WHAT IS ASKED:
Output all lines exactly, with nothing added or dropped.

MATERIAL FOR THIS EXERCISE:
● ● ● ● ● ● ●
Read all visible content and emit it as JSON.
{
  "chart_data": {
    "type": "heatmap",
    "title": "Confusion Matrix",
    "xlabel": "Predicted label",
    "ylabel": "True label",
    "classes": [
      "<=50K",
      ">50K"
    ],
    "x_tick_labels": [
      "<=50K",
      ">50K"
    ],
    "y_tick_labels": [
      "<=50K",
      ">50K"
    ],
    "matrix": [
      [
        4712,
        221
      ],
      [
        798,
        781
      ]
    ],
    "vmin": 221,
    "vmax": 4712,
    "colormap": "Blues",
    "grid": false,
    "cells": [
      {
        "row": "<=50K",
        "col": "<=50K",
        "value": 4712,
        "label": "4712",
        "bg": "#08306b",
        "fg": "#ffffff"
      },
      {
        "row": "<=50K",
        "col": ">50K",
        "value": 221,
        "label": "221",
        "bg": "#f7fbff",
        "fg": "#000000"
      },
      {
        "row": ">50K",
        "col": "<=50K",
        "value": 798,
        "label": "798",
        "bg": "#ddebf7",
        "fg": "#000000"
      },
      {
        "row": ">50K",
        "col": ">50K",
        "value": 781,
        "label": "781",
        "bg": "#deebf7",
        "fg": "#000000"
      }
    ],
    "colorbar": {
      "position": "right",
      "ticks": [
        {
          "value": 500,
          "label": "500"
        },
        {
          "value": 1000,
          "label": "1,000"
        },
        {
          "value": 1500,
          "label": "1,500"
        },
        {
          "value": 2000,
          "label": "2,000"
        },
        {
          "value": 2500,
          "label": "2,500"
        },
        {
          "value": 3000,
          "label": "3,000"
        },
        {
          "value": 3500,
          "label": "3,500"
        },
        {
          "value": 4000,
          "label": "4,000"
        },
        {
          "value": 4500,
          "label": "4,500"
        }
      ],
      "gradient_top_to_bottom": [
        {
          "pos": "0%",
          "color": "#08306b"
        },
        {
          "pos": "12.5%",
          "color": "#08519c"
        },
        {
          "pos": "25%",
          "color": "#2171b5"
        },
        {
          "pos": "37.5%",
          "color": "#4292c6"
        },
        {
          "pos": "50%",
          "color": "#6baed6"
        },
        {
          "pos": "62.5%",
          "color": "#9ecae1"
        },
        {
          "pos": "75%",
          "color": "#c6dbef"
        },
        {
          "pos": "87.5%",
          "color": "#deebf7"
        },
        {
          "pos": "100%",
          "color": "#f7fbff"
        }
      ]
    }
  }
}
● ● ● ● ● ● ●
SOLUTION:
Read all visible content and emit it as JSON.
{
  "chart_data": {
    "type": "heatmap",
    "title": "Confusion Matrix",
    "xlabel": "Predicted label",
    "ylabel": "True label",
    "classes": [
      "<=50K",
      ">50K"
    ],
    "x_tick_labels": [
      "<=50K",
      ">50K"
    ],
    "y_tick_labels": [
      "<=50K",
      ">50K"
    ],
    "matrix": [
      [
        4712,
        221
      ],
      [
        798,
        781
      ]
    ],
    "vmin": 221,
    "vmax": 4712,
    "colormap": "Blues",
    "grid": false,
    "cells": [
      {
        "row": "<=50K",
        "col": "<=50K",
        "value": 4712,
        "label": "4712",
        "bg": "#08306b",
        "fg": "#ffffff"
      },
      {
        "row": "<=50K",
        "col": ">50K",
        "value": 221,
        "label": "221",
        "bg": "#f7fbff",
        "fg": "#000000"
      },
      {
        "row": ">50K",
        "col": "<=50K",
        "value": 798,
        "label": "798",
        "bg": "#ddebf7",
        "fg": "#000000"
      },
      {
        "row": ">50K",
        "col": ">50K",
        "value": 781,
        "label": "781",
        "bg": "#deebf7",
        "fg": "#000000"
      }
    ],
    "colorbar": {
      "position": "right",
      "ticks": [
        {
          "value": 500,
          "label": "500"
        },
        {
          "value": 1000,
          "label": "1,000"
        },
        {
          "value": 1500,
          "label": "1,500"
        },
        {
          "value": 2000,
          "label": "2,000"
        },
        {
          "value": 2500,
          "label": "2,500"
        },
        {
          "value": 3000,
          "label": "3,000"
        },
        {
          "value": 3500,
          "label": "3,500"
        },
        {
          "value": 4000,
          "label": "4,000"
        },
        {
          "value": 4500,
          "label": "4,500"
        }
      ],
      "gradient_top_to_bottom": [
        {
          "pos": "0%",
          "color": "#08306b"
        },
        {
          "pos": "12.5%",
          "color": "#08519c"
        },
        {
          "pos": "25%",
          "color": "#2171b5"
        },
        {
          "pos": "37.5%",
          "color": "#4292c6"
        },
        {
          "pos": "50%",
          "color": "#6baed6"
        },
        {
          "pos": "62.5%",
          "color": "#9ecae1"
        },
        {
          "pos": "75%",
          "color": "#c6dbef"
        },
        {
          "pos": "87.5%",
          "color": "#deebf7"
        },
        {
          "pos": "100%",
          "color": "#f7fbff"
        }
      ]
    }
  }
}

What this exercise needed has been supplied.